- [Some records]
....................

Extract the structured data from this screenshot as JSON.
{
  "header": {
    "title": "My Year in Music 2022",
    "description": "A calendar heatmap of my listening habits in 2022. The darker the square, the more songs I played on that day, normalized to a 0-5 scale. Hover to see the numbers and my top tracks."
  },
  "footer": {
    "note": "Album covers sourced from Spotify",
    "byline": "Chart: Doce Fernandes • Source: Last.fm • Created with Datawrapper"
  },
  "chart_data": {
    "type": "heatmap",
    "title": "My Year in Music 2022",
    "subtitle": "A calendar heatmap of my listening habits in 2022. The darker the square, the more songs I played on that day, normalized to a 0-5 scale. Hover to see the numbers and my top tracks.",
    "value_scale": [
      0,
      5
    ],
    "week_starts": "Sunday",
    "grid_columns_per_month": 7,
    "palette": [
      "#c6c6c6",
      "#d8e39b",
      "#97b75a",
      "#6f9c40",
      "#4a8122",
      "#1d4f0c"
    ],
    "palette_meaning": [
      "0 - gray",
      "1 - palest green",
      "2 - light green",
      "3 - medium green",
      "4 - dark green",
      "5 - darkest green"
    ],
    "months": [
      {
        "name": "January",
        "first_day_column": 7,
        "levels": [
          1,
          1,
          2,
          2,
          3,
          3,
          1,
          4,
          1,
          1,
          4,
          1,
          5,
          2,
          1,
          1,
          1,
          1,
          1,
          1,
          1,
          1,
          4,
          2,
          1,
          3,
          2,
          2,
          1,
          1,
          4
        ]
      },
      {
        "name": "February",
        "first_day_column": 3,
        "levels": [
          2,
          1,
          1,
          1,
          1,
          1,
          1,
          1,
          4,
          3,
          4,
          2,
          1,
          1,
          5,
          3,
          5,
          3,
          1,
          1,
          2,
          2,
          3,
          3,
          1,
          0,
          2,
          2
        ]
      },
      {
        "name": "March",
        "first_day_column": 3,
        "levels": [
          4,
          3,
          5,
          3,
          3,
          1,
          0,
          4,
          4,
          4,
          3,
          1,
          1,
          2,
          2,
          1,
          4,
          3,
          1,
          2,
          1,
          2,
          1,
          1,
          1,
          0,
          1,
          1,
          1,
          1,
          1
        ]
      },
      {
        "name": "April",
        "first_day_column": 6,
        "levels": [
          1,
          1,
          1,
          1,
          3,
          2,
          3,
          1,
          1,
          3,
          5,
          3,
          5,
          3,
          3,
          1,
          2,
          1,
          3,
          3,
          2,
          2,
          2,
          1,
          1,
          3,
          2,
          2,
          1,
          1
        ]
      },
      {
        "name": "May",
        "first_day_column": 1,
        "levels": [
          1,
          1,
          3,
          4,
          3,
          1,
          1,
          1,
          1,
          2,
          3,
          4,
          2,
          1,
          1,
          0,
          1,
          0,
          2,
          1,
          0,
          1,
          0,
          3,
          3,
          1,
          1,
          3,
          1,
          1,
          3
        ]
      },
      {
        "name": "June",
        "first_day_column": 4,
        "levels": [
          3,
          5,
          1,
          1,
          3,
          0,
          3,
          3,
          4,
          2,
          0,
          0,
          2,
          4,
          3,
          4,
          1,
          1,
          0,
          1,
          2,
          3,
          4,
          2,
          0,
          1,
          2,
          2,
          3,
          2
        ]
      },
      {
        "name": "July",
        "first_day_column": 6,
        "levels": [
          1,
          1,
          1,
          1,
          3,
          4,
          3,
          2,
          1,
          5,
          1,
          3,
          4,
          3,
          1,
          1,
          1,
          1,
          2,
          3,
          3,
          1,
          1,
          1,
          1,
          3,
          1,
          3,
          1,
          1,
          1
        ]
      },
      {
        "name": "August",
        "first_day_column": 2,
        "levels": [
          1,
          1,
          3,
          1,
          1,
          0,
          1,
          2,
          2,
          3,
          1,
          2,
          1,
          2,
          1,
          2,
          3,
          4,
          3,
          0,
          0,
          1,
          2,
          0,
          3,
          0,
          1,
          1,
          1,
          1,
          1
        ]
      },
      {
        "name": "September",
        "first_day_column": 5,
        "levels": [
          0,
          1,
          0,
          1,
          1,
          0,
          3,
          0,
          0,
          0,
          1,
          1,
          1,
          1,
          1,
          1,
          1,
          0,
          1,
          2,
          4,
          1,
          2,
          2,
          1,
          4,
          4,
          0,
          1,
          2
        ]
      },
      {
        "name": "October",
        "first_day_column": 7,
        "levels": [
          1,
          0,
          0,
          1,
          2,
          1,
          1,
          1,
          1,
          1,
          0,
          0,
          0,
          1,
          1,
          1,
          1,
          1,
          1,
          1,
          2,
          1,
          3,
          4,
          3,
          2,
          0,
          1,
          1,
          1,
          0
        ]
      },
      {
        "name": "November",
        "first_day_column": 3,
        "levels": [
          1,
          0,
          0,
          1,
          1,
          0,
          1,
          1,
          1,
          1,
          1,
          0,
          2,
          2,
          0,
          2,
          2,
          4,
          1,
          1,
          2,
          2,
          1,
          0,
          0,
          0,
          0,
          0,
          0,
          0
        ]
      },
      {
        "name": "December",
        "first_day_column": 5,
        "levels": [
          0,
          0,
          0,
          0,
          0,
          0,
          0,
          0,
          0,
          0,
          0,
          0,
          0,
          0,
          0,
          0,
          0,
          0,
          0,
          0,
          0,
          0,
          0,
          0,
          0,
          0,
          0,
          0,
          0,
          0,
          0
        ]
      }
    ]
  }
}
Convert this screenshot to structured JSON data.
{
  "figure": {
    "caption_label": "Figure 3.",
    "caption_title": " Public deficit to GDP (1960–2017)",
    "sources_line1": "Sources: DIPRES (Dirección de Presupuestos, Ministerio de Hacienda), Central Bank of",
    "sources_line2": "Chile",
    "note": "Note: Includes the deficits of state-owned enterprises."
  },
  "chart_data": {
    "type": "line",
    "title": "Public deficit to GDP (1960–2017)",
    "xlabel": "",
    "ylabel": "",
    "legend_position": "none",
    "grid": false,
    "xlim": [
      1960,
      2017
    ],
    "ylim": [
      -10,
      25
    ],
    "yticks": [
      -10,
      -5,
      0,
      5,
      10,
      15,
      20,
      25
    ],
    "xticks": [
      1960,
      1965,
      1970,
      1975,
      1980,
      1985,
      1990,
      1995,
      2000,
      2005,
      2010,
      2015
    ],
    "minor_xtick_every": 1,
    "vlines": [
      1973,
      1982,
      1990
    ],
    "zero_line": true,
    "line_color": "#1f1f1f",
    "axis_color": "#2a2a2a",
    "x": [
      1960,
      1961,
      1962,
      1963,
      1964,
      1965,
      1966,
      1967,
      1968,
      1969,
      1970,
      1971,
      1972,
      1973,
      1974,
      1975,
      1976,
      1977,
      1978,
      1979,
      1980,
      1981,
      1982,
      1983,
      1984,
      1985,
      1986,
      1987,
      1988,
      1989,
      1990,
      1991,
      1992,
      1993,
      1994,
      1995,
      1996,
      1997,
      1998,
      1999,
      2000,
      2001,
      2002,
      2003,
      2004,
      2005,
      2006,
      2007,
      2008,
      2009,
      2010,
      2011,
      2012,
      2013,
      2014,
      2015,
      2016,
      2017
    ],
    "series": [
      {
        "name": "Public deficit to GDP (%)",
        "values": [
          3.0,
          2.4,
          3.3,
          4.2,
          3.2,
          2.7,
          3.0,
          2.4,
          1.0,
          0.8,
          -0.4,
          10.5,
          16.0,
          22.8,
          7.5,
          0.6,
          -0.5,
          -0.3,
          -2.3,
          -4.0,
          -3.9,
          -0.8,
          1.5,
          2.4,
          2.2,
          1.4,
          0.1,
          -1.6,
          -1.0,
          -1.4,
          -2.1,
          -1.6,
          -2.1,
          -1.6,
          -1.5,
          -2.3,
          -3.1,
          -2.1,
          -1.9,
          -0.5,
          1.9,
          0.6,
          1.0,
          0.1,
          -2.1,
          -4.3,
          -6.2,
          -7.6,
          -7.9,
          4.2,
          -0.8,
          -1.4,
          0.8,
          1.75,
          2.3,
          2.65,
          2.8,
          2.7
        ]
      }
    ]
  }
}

....................

- [Given exercise] Each line containing "that" counts once; state the total number of such lines and nothing else.

- [Expected output] 2